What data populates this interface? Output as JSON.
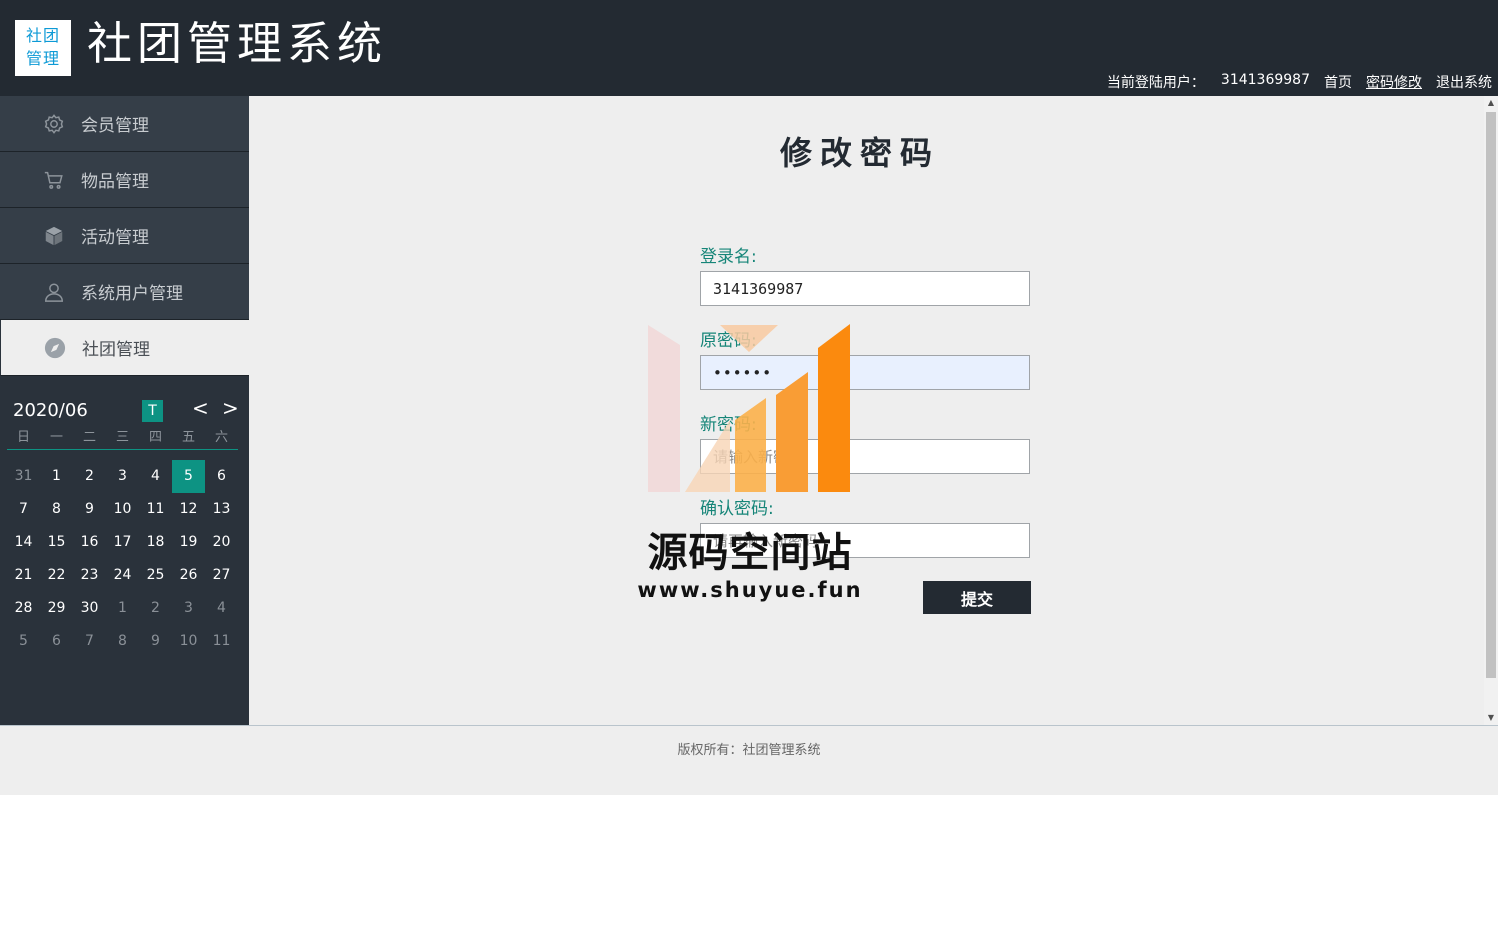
{
  "header": {
    "logo_line1": "社团",
    "logo_line2": "管理",
    "title": "社团管理系统",
    "user_label": "当前登陆用户：",
    "username": "3141369987",
    "nav": {
      "home": "首页",
      "change_password": "密码修改",
      "logout": "退出系统"
    }
  },
  "sidebar": {
    "items": [
      {
        "label": "会员管理",
        "icon": "gear-icon"
      },
      {
        "label": "物品管理",
        "icon": "cart-icon"
      },
      {
        "label": "活动管理",
        "icon": "cube-icon"
      },
      {
        "label": "系统用户管理",
        "icon": "user-icon"
      },
      {
        "label": "社团管理",
        "icon": "compass-icon",
        "active": true
      }
    ]
  },
  "calendar": {
    "month": "2020/06",
    "today_button": "T",
    "prev": "<",
    "next": ">",
    "weekdays": [
      "日",
      "一",
      "二",
      "三",
      "四",
      "五",
      "六"
    ],
    "days": [
      "31",
      "1",
      "2",
      "3",
      "4",
      "5",
      "6",
      "7",
      "8",
      "9",
      "10",
      "11",
      "12",
      "13",
      "14",
      "15",
      "16",
      "17",
      "18",
      "19",
      "20",
      "21",
      "22",
      "23",
      "24",
      "25",
      "26",
      "27",
      "28",
      "29",
      "30",
      "1",
      "2",
      "3",
      "4",
      "5",
      "6",
      "7",
      "8",
      "9",
      "10",
      "11"
    ],
    "selected_day": "5"
  },
  "form": {
    "title": "修改密码",
    "login_label": "登录名:",
    "login_value": "3141369987",
    "old_password_label": "原密码:",
    "old_password_value": "••••••",
    "new_password_label": "新密码:",
    "new_password_placeholder": "请输入新密码",
    "confirm_label": "确认密码:",
    "confirm_placeholder": "请再输入新密码",
    "submit": "提交"
  },
  "footer": {
    "text": "版权所有：社团管理系统"
  },
  "watermark": {
    "text": "源码空间站",
    "url": "www.shuyue.fun"
  },
  "colors": {
    "header_bg": "#232a32",
    "sidebar_bg": "#2a323b",
    "accent": "#0d9383",
    "label": "#168578"
  }
}
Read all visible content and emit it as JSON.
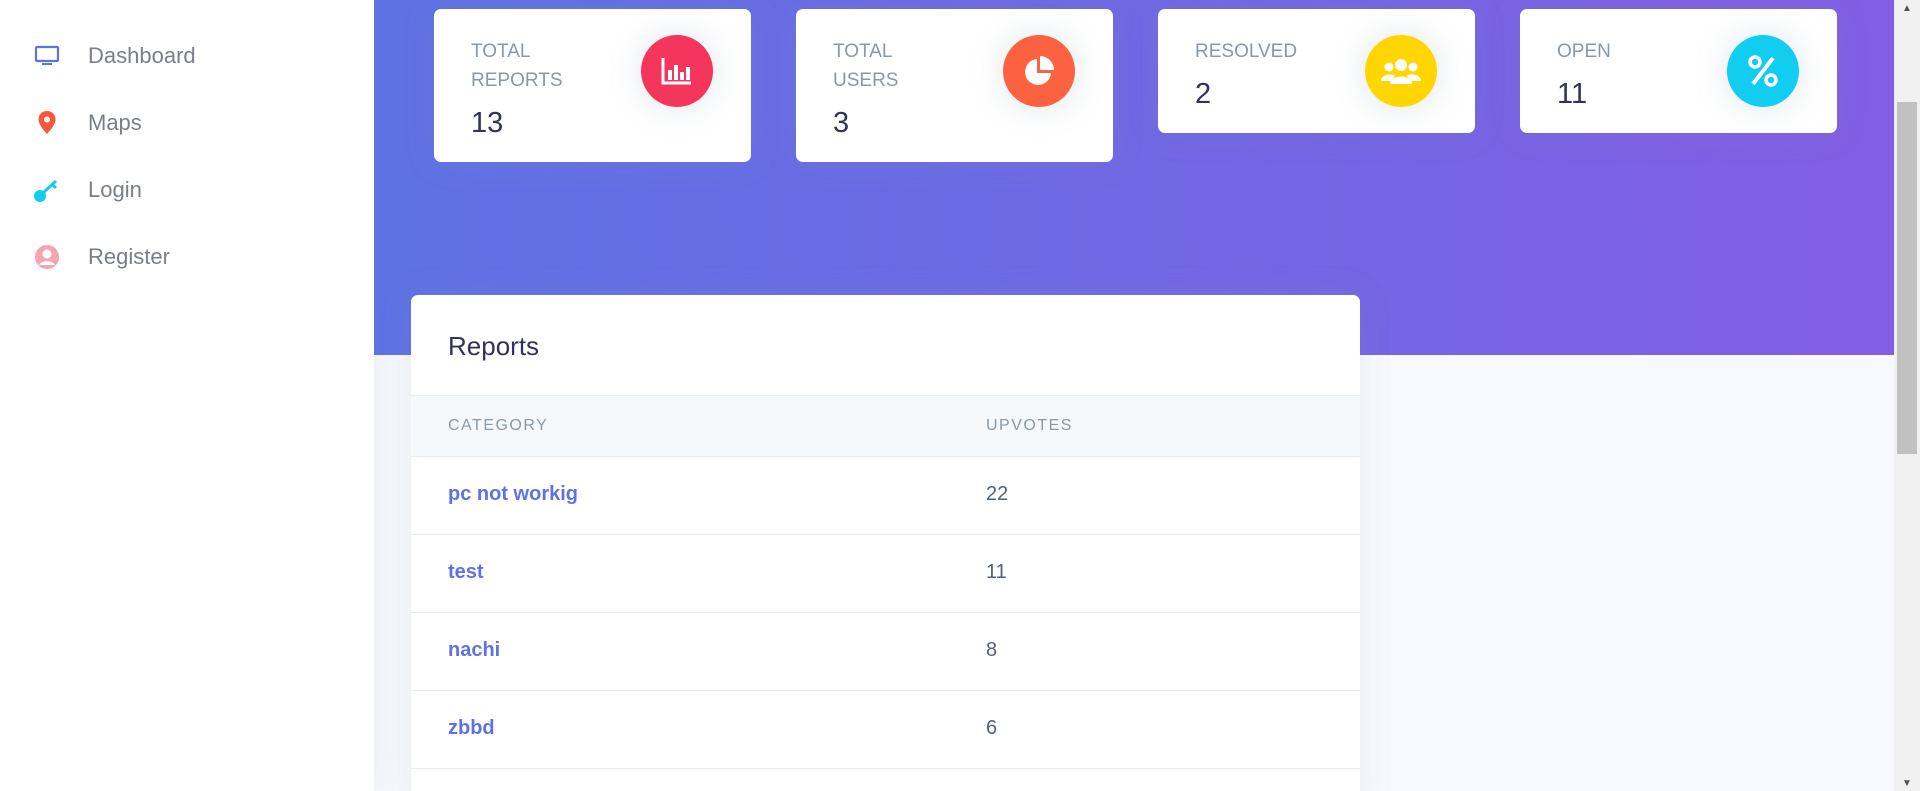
{
  "sidebar": {
    "items": [
      {
        "label": "Dashboard",
        "icon": "monitor-icon",
        "color": "#5e72e4"
      },
      {
        "label": "Maps",
        "icon": "map-pin-icon",
        "color": "#f5593d"
      },
      {
        "label": "Login",
        "icon": "key-icon",
        "color": "#11cdef"
      },
      {
        "label": "Register",
        "icon": "user-circle-icon",
        "color": "#f3a4b5"
      }
    ]
  },
  "stats": [
    {
      "title": "TOTAL REPORTS",
      "value": "13",
      "icon": "bar-chart-icon",
      "color": "#f5365c"
    },
    {
      "title": "TOTAL USERS",
      "value": "3",
      "icon": "pie-chart-icon",
      "color": "#fb6340"
    },
    {
      "title": "RESOLVED",
      "value": "2",
      "icon": "users-icon",
      "color": "#ffd600"
    },
    {
      "title": "OPEN",
      "value": "11",
      "icon": "percent-icon",
      "color": "#11cdef"
    }
  ],
  "reports": {
    "title": "Reports",
    "columns": [
      "CATEGORY",
      "UPVOTES"
    ],
    "rows": [
      {
        "category": "pc not workig",
        "upvotes": "22"
      },
      {
        "category": "test",
        "upvotes": "11"
      },
      {
        "category": "nachi",
        "upvotes": "8"
      },
      {
        "category": "zbbd",
        "upvotes": "6"
      }
    ]
  },
  "colors": {
    "gradient_start": "#5e72e4",
    "gradient_end": "#825ee4",
    "link": "#5e72e4"
  }
}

### WHAT NEEDS TO BE DONE
Would you return the data exactly as written, without the pictures?

### CORRECT RESPONSE
What data populates this interface? Output as JSON.
{
  "header": {
    "logo_line1": "社团",
    "logo_line2": "管理",
    "title": "社团管理系统",
    "user_label": "当前登陆用户：",
    "username": "3141369987",
    "nav": {
      "home": "首页",
      "change_password": "密码修改",
      "logout": "退出系统"
    }
  },
  "sidebar": {
    "items": [
      {
        "label": "会员管理",
        "icon": "gear-icon"
      },
      {
        "label": "物品管理",
        "icon": "cart-icon"
      },
      {
        "label": "活动管理",
        "icon": "cube-icon"
      },
      {
        "label": "系统用户管理",
        "icon": "user-icon"
      },
      {
        "label": "社团管理",
        "icon": "compass-icon",
        "active": true
      }
    ]
  },
  "calendar": {
    "month": "2020/06",
    "today_button": "T",
    "prev": "<",
    "next": ">",
    "weekdays": [
      "日",
      "一",
      "二",
      "三",
      "四",
      "五",
      "六"
    ],
    "days": [
      "31",
      "1",
      "2",
      "3",
      "4",
      "5",
      "6",
      "7",
      "8",
      "9",
      "10",
      "11",
      "12",
      "13",
      "14",
      "15",
      "16",
      "17",
      "18",
      "19",
      "20",
      "21",
      "22",
      "23",
      "24",
      "25",
      "26",
      "27",
      "28",
      "29",
      "30",
      "1",
      "2",
      "3",
      "4",
      "5",
      "6",
      "7",
      "8",
      "9",
      "10",
      "11"
    ],
    "selected_day": "5"
  },
  "form": {
    "title": "修改密码",
    "login_label": "登录名:",
    "login_value": "3141369987",
    "old_password_label": "原密码:",
    "old_password_value": "••••••",
    "new_password_label": "新密码:",
    "new_password_placeholder": "请输入新密码",
    "confirm_label": "确认密码:",
    "confirm_placeholder": "请再输入新密码",
    "submit": "提交"
  },
  "footer": {
    "text": "版权所有：社团管理系统"
  },
  "watermark": {
    "text": "源码空间站",
    "url": "www.shuyue.fun"
  },
  "colors": {
    "header_bg": "#232a32",
    "sidebar_bg": "#2a323b",
    "accent": "#0d9383",
    "label": "#168578"
  }
}
Read all visible content and emit it as JSON.
{
  "sidebar": {
    "items": [
      {
        "label": "Dashboard",
        "icon": "monitor-icon",
        "color": "#5e72e4"
      },
      {
        "label": "Maps",
        "icon": "map-pin-icon",
        "color": "#f5593d"
      },
      {
        "label": "Login",
        "icon": "key-icon",
        "color": "#11cdef"
      },
      {
        "label": "Register",
        "icon": "user-circle-icon",
        "color": "#f3a4b5"
      }
    ]
  },
  "stats": [
    {
      "title": "TOTAL REPORTS",
      "value": "13",
      "icon": "bar-chart-icon",
      "color": "#f5365c"
    },
    {
      "title": "TOTAL USERS",
      "value": "3",
      "icon": "pie-chart-icon",
      "color": "#fb6340"
    },
    {
      "title": "RESOLVED",
      "value": "2",
      "icon": "users-icon",
      "color": "#ffd600"
    },
    {
      "title": "OPEN",
      "value": "11",
      "icon": "percent-icon",
      "color": "#11cdef"
    }
  ],
  "reports": {
    "title": "Reports",
    "columns": [
      "CATEGORY",
      "UPVOTES"
    ],
    "rows": [
      {
        "category": "pc not workig",
        "upvotes": "22"
      },
      {
        "category": "test",
        "upvotes": "11"
      },
      {
        "category": "nachi",
        "upvotes": "8"
      },
      {
        "category": "zbbd",
        "upvotes": "6"
      }
    ]
  },
  "colors": {
    "gradient_start": "#5e72e4",
    "gradient_end": "#825ee4",
    "link": "#5e72e4"
  }
}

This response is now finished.